** start **
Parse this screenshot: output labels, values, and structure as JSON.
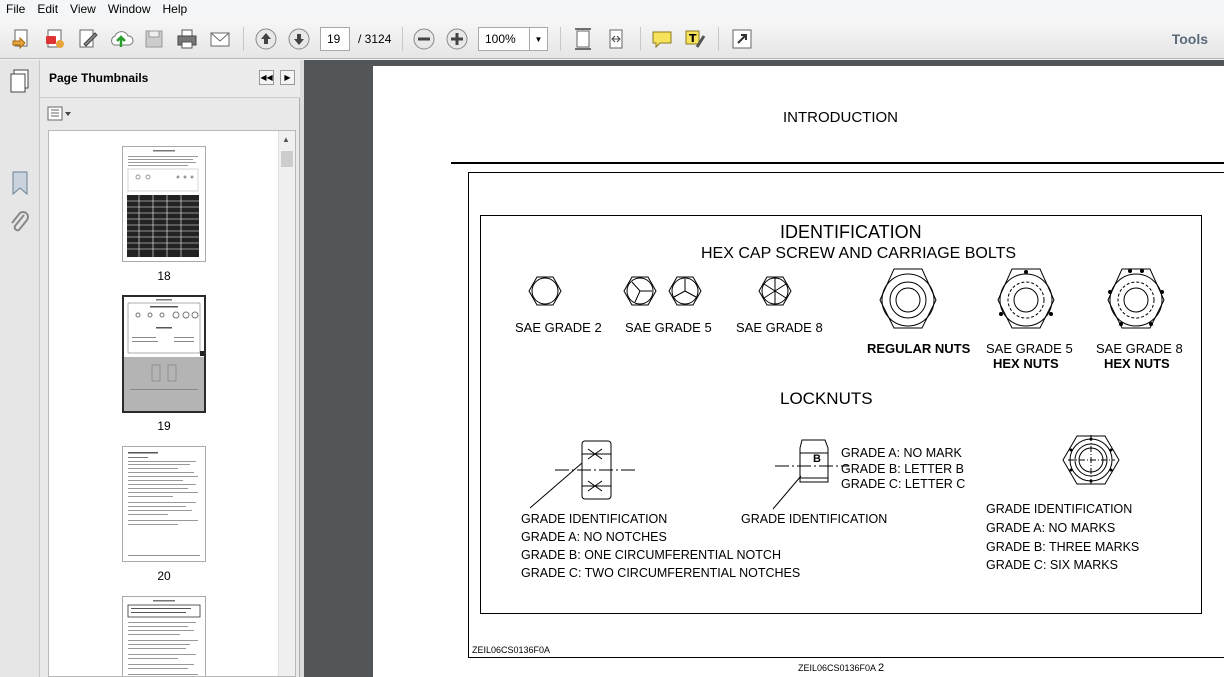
{
  "menu": [
    "File",
    "Edit",
    "View",
    "Window",
    "Help"
  ],
  "toolbar": {
    "current_page": "19",
    "total_pages": "/ 3124",
    "zoom": "100%",
    "tools_label": "Tools"
  },
  "sidebar": {
    "panel_title": "Page Thumbnails",
    "thumbnails": [
      {
        "label": "18"
      },
      {
        "label": "19"
      },
      {
        "label": "20"
      }
    ]
  },
  "document": {
    "header": "INTRODUCTION",
    "figure": {
      "title": "IDENTIFICATION",
      "subtitle": "HEX CAP SCREW AND CARRIAGE BOLTS",
      "sae_grade_2": "SAE GRADE 2",
      "sae_grade_5": "SAE GRADE 5",
      "sae_grade_8": "SAE GRADE 8",
      "regular_nuts": "REGULAR NUTS",
      "sae_grade_5_nut": "SAE GRADE 5",
      "hex_nuts_5": "HEX NUTS",
      "sae_grade_8_nut": "SAE GRADE 8",
      "hex_nuts_8": "HEX NUTS",
      "locknuts": "LOCKNUTS",
      "left_grade_id": "GRADE IDENTIFICATION",
      "left_a": "GRADE A: NO NOTCHES",
      "left_b": "GRADE B: ONE CIRCUMFERENTIAL NOTCH",
      "left_c": "GRADE C: TWO CIRCUMFERENTIAL NOTCHES",
      "mid_a": "GRADE A: NO MARK",
      "mid_b": "GRADE B: LETTER B",
      "mid_c": "GRADE C: LETTER C",
      "mid_letter": "B",
      "mid_grade_id": "GRADE IDENTIFICATION",
      "right_grade_id": "GRADE IDENTIFICATION",
      "right_a": "GRADE A: NO MARKS",
      "right_b": "GRADE B: THREE MARKS",
      "right_c": "GRADE C: SIX MARKS",
      "figure_code": "ZEIL06CS0136F0A"
    },
    "footer_code": "ZEIL06CS0136F0A",
    "footer_page": "2"
  }
}
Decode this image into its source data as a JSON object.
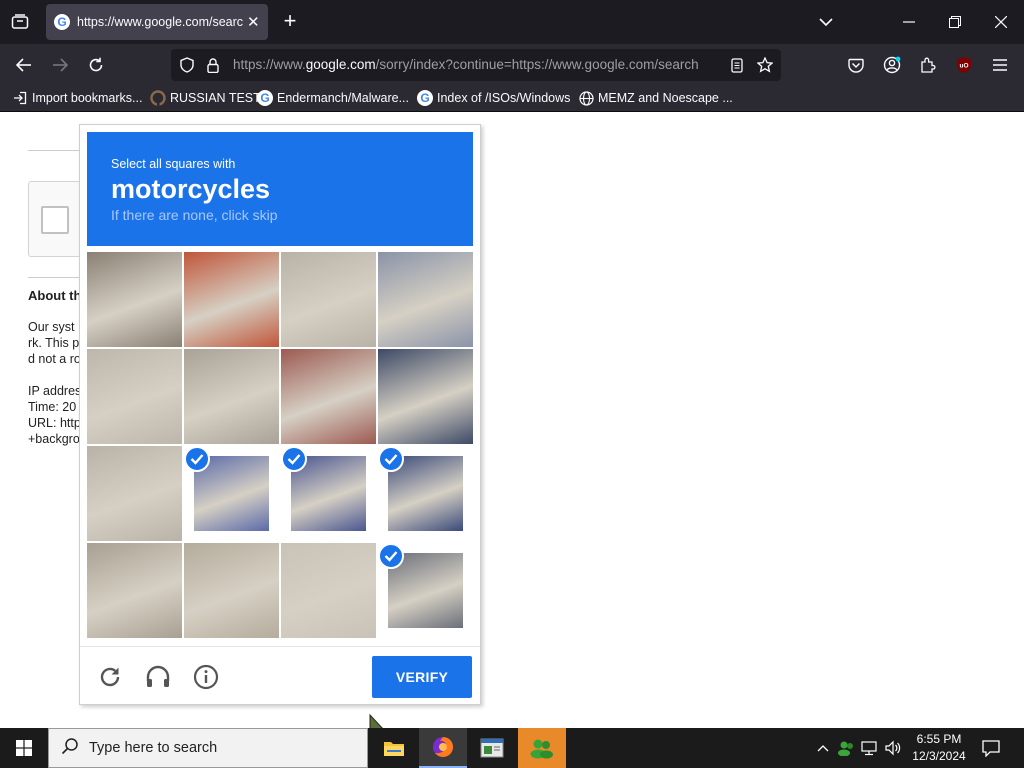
{
  "browser": {
    "tab_title": "https://www.google.com/search",
    "tab_list_icon": "tab-list-icon",
    "url_prefix": "https://www.",
    "url_host": "google.com",
    "url_rest": "/sorry/index?continue=https://www.google.com/search",
    "bookmarks": [
      {
        "label": "Import bookmarks...",
        "icon": "import-icon"
      },
      {
        "label": "RUSSIAN TEST",
        "icon": "site-icon"
      },
      {
        "label": "Endermanch/Malware...",
        "icon": "google-icon"
      },
      {
        "label": "Index of /ISOs/Windows",
        "icon": "google-icon"
      },
      {
        "label": "MEMZ and Noescape ...",
        "icon": "globe-icon"
      }
    ]
  },
  "page": {
    "about_title": "About th",
    "body_lines": [
      "Our syst",
      "rk. This p",
      "d not a ro",
      "IP addres",
      "Time: 20",
      "URL: http",
      "+backgro"
    ]
  },
  "captcha": {
    "instruction": "Select all squares with",
    "target": "motorcycles",
    "hint": "If there are none, click skip",
    "verify_label": "VERIFY",
    "tiles_selected": [
      false,
      false,
      false,
      false,
      false,
      false,
      false,
      false,
      false,
      true,
      true,
      true,
      false,
      false,
      false,
      true
    ],
    "footer_icons": [
      "reload-icon",
      "audio-icon",
      "info-icon"
    ]
  },
  "taskbar": {
    "search_placeholder": "Type here to search",
    "time": "6:55 PM",
    "date": "12/3/2024"
  },
  "colors": {
    "accent_blue": "#1a73e8",
    "chrome_dark": "#1c1b22",
    "toolbar": "#2b2a33"
  }
}
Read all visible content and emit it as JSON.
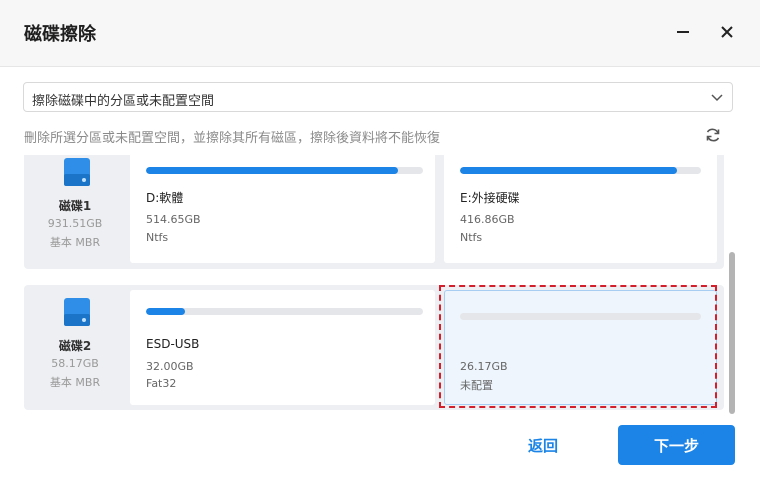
{
  "window": {
    "title": "磁碟擦除"
  },
  "dropdown": {
    "value": "擦除磁碟中的分區或未配置空間"
  },
  "description": "刪除所選分區或未配置空間，並擦除其所有磁區，擦除後資料將不能恢復",
  "disks": [
    {
      "name": "磁碟1",
      "size": "931.51GB",
      "type": "基本 MBR",
      "partitions": [
        {
          "label": "D:軟體",
          "size": "514.65GB",
          "fs": "Ntfs",
          "used": 0.91
        },
        {
          "label": "E:外接硬碟",
          "size": "416.86GB",
          "fs": "Ntfs",
          "used": 0.9
        }
      ]
    },
    {
      "name": "磁碟2",
      "size": "58.17GB",
      "type": "基本 MBR",
      "partitions": [
        {
          "label": "ESD-USB",
          "size": "32.00GB",
          "fs": "Fat32",
          "used": 0.14
        },
        {
          "label": "",
          "size": "26.17GB",
          "fs": "未配置",
          "used": 0
        }
      ]
    }
  ],
  "footer": {
    "back_label": "返回",
    "next_label": "下一步"
  },
  "colors": {
    "accent": "#1b84e6",
    "selection": "#d21f2b"
  }
}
** end **
• [What is required] Go through the listing above and list every line that has the word "JSON".

• [Solution to the problem]
Parse this screenshot: output labels, values, and structure as JSON.
Decode this image into its source data as a JSON object.
Read all visible content and emit it as JSON.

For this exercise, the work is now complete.